## Stated goal
Copy out the lines of the items verbatim, starting at the line that contains "select-divider: [346, 224, 347, 244]" and ending at the line that contains "listen-to-student-button[interactable]: Listen to".

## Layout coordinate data

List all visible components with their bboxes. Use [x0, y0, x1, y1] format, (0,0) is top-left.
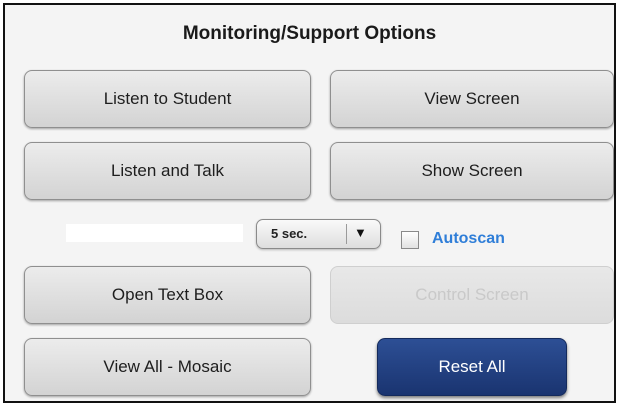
select-divider: [346, 224, 347, 244]
reset-all-button[interactable]: Reset All: [377, 338, 567, 396]
autoscan-interval-select[interactable]: 5 sec. ▼: [256, 219, 381, 249]
monitoring-support-panel: Monitoring/Support Options Listen to Stu…: [3, 3, 616, 403]
panel-title: Monitoring/Support Options: [182, 23, 437, 44]
control-screen-button: Control Screen: [330, 266, 614, 324]
autoscan-interval-value: 5 sec.: [271, 226, 308, 241]
autoscan-checkbox[interactable]: [401, 231, 419, 249]
autoscan-label[interactable]: Autoscan: [432, 230, 505, 248]
show-screen-button[interactable]: Show Screen: [330, 142, 614, 200]
student-name-field: [66, 224, 243, 242]
view-all-mosaic-button[interactable]: View All - Mosaic: [24, 338, 311, 396]
listen-and-talk-button[interactable]: Listen and Talk: [24, 142, 311, 200]
chevron-down-icon[interactable]: ▼: [354, 225, 367, 240]
listen-to-student-button[interactable]: Listen to Student: [24, 70, 311, 128]
view-screen-button[interactable]: View Screen: [330, 70, 614, 128]
open-text-box-button[interactable]: Open Text Box: [24, 266, 311, 324]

## Worked solution
select-divider: [346, 224, 347, 244]
reset-all-button[interactable]: Reset All: [377, 338, 567, 396]
autoscan-interval-select[interactable]: 5 sec. ▼: [256, 219, 381, 249]
monitoring-support-panel: Monitoring/Support Options Listen to Stu…: [3, 3, 616, 403]
panel-title: Monitoring/Support Options: [182, 23, 437, 44]
control-screen-button: Control Screen: [330, 266, 614, 324]
autoscan-interval-value: 5 sec.: [271, 226, 308, 241]
autoscan-checkbox[interactable]: [401, 231, 419, 249]
autoscan-label[interactable]: Autoscan: [432, 230, 505, 248]
show-screen-button[interactable]: Show Screen: [330, 142, 614, 200]
student-name-field: [66, 224, 243, 242]
view-all-mosaic-button[interactable]: View All - Mosaic: [24, 338, 311, 396]
listen-and-talk-button[interactable]: Listen and Talk: [24, 142, 311, 200]
chevron-down-icon[interactable]: ▼: [354, 225, 367, 240]
listen-to-student-button[interactable]: Listen to Student: [24, 70, 311, 128]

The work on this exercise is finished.